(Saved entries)
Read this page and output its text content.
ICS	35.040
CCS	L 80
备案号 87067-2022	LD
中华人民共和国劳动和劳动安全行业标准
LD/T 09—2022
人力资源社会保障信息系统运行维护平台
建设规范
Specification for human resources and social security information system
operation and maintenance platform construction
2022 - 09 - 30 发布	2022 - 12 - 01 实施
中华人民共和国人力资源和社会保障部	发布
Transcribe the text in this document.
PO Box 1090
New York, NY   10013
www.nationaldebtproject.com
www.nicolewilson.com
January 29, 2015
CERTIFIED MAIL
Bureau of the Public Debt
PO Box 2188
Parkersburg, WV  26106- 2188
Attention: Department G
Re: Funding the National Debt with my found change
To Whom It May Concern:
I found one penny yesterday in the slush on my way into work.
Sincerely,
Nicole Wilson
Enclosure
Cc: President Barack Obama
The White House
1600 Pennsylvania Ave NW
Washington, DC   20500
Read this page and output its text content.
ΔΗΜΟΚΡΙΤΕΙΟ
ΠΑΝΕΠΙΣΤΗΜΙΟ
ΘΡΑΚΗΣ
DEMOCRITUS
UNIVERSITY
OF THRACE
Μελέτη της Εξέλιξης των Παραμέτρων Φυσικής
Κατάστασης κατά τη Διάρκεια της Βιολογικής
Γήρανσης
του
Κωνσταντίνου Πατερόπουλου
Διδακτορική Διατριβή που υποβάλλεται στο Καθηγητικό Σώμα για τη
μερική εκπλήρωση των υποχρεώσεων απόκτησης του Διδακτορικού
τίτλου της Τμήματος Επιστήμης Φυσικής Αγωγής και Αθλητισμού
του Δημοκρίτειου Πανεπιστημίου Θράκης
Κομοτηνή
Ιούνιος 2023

* **PROBLEM**: Please quote nothing but the lines from the line with "Transcribe the text in this document." through the end of the data above, exactly as written, ends included.

* **ANSWER TO THIS EXERCISE**:
Transcribe the text in this document.
PO Box 1090
New York, NY   10013
www.nationaldebtproject.com
www.nicolewilson.com
January 29, 2015
CERTIFIED MAIL
Bureau of the Public Debt
PO Box 2188
Parkersburg, WV  26106- 2188
Attention: Department G
Re: Funding the National Debt with my found change
To Whom It May Concern:
I found one penny yesterday in the slush on my way into work.
Sincerely,
Nicole Wilson
Enclosure
Cc: President Barack Obama
The White House
1600 Pennsylvania Ave NW
Washington, DC   20500
Read this page and output its text content.
ΔΗΜΟΚΡΙΤΕΙΟ
ΠΑΝΕΠΙΣΤΗΜΙΟ
ΘΡΑΚΗΣ
DEMOCRITUS
UNIVERSITY
OF THRACE
Μελέτη της Εξέλιξης των Παραμέτρων Φυσικής
Κατάστασης κατά τη Διάρκεια της Βιολογικής
Γήρανσης
του
Κωνσταντίνου Πατερόπουλου
Διδακτορική Διατριβή που υποβάλλεται στο Καθηγητικό Σώμα για τη
μερική εκπλήρωση των υποχρεώσεων απόκτησης του Διδακτορικού
τίτλου της Τμήματος Επιστήμης Φυσικής Αγωγής και Αθλητισμού
του Δημοκρίτειου Πανεπιστημίου Θράκης
Κομοτηνή
Ιούνιος 2023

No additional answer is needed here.